Read the lines below and count those that have the word "MALA". Respond with the number only.

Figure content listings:
□ □ □
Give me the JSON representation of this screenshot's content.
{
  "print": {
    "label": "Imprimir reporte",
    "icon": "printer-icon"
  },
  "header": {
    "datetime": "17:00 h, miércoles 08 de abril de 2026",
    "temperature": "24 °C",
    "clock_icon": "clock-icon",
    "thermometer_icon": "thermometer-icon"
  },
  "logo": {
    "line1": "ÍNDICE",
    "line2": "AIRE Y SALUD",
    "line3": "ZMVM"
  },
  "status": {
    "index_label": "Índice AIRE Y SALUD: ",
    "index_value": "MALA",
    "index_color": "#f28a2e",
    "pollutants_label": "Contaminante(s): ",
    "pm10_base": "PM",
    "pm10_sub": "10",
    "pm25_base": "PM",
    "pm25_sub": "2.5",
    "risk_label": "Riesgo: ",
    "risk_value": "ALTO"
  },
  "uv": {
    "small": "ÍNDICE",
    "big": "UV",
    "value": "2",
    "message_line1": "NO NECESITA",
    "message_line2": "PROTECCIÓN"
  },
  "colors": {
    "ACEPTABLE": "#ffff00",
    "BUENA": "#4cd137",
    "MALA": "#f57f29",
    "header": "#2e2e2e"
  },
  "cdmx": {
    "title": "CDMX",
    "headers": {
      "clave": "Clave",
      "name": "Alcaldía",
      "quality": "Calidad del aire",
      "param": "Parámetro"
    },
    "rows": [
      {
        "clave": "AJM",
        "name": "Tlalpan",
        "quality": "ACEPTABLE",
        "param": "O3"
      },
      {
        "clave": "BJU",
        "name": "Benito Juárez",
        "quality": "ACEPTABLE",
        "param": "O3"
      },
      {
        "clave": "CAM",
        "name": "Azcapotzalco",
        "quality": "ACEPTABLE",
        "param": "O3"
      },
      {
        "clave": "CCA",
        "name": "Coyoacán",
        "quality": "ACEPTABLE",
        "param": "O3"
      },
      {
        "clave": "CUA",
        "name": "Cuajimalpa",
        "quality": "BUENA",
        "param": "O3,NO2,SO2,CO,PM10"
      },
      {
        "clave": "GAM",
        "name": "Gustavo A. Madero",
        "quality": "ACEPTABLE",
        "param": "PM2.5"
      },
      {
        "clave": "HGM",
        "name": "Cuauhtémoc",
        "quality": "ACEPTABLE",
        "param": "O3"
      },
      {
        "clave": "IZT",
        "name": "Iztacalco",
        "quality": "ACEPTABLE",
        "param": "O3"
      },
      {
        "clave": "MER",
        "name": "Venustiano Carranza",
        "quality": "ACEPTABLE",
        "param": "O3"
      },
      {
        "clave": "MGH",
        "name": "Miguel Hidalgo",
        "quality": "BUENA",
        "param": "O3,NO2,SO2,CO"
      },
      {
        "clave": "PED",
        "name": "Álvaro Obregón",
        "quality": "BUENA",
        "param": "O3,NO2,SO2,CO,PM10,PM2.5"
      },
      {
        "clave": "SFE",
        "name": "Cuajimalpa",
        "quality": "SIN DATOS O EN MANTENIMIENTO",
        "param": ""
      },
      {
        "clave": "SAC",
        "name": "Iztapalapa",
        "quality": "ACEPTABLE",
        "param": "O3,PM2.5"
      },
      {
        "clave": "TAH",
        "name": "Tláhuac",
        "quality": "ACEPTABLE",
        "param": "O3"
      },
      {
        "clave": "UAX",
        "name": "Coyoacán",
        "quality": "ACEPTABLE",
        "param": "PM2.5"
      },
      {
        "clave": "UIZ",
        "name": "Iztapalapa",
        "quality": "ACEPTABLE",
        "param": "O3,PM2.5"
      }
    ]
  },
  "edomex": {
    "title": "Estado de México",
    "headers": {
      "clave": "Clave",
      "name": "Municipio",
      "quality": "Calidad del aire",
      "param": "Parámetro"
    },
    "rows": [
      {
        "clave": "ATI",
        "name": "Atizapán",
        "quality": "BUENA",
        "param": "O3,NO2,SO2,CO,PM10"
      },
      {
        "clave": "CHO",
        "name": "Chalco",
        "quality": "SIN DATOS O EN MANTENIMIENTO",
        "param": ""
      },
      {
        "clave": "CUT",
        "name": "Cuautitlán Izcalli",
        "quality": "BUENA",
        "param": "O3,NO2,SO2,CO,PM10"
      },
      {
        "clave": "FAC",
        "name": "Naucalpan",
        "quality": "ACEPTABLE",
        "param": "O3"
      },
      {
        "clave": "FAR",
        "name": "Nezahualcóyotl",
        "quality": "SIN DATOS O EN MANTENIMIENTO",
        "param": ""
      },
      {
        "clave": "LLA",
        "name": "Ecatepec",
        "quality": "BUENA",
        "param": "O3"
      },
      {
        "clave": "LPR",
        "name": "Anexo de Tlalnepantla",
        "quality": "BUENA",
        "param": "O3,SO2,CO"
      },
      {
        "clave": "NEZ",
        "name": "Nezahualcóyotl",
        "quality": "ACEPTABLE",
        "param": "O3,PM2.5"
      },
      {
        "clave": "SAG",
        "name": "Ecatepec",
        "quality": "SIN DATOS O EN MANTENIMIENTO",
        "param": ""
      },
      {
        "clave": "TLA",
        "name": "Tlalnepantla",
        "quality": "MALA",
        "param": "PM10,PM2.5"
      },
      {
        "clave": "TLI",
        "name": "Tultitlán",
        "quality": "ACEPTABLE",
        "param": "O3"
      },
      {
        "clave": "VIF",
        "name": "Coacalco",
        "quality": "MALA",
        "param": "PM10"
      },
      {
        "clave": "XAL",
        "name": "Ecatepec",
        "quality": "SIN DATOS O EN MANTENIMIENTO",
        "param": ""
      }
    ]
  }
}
□ □ □
» Complete response
4